Work instructions>
Gather the lines that hold the string "with".

Dataset entries:
════════════════════

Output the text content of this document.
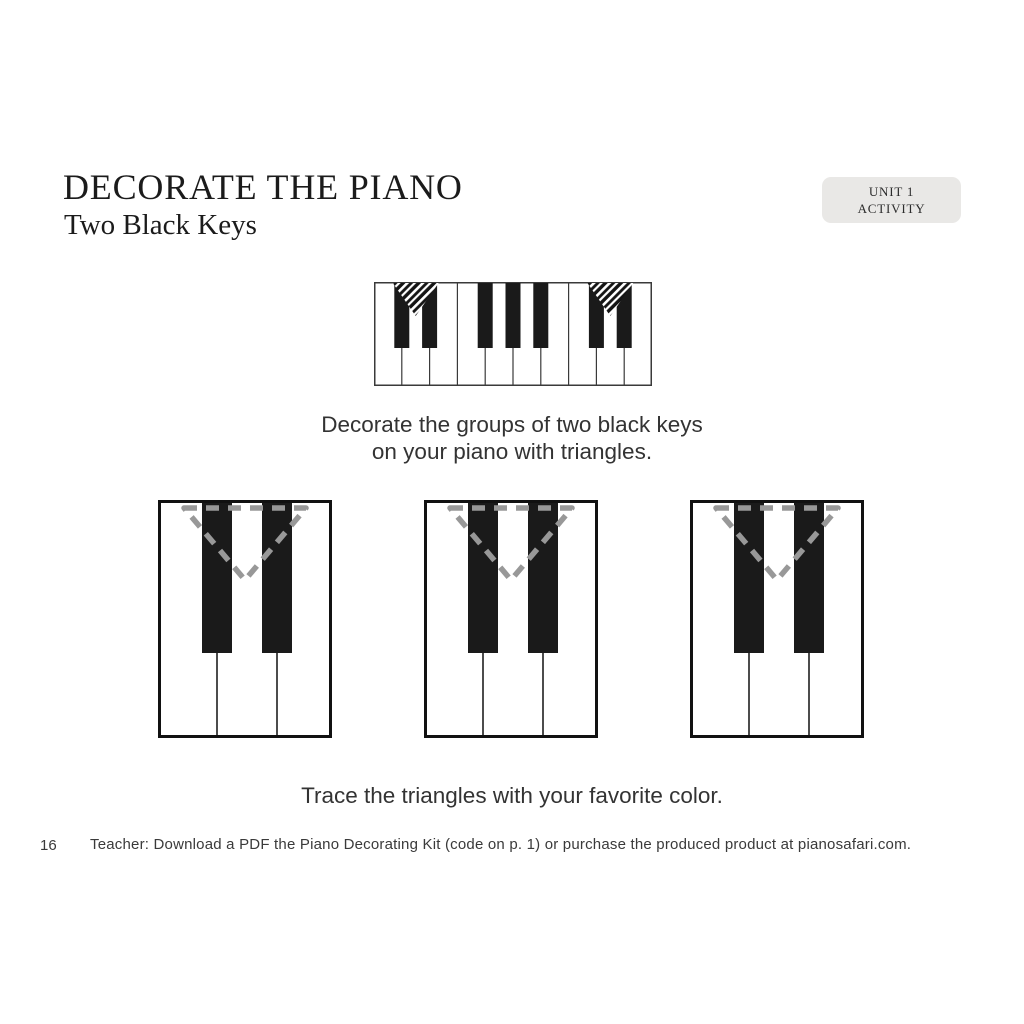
DECORATE THE PIANO
Two Black Keys
UNIT 1
ACTIVITY
Decorate the groups of two black keys
on your piano with triangles.
Trace the triangles with your favorite color.
16 Teacher: Download a PDF the Piano Decorating Kit (code on p. 1) or purchase the produced product at pianosafari.com.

════════════════════

Response>
on your piano with triangles.
Trace the triangles with your favorite color.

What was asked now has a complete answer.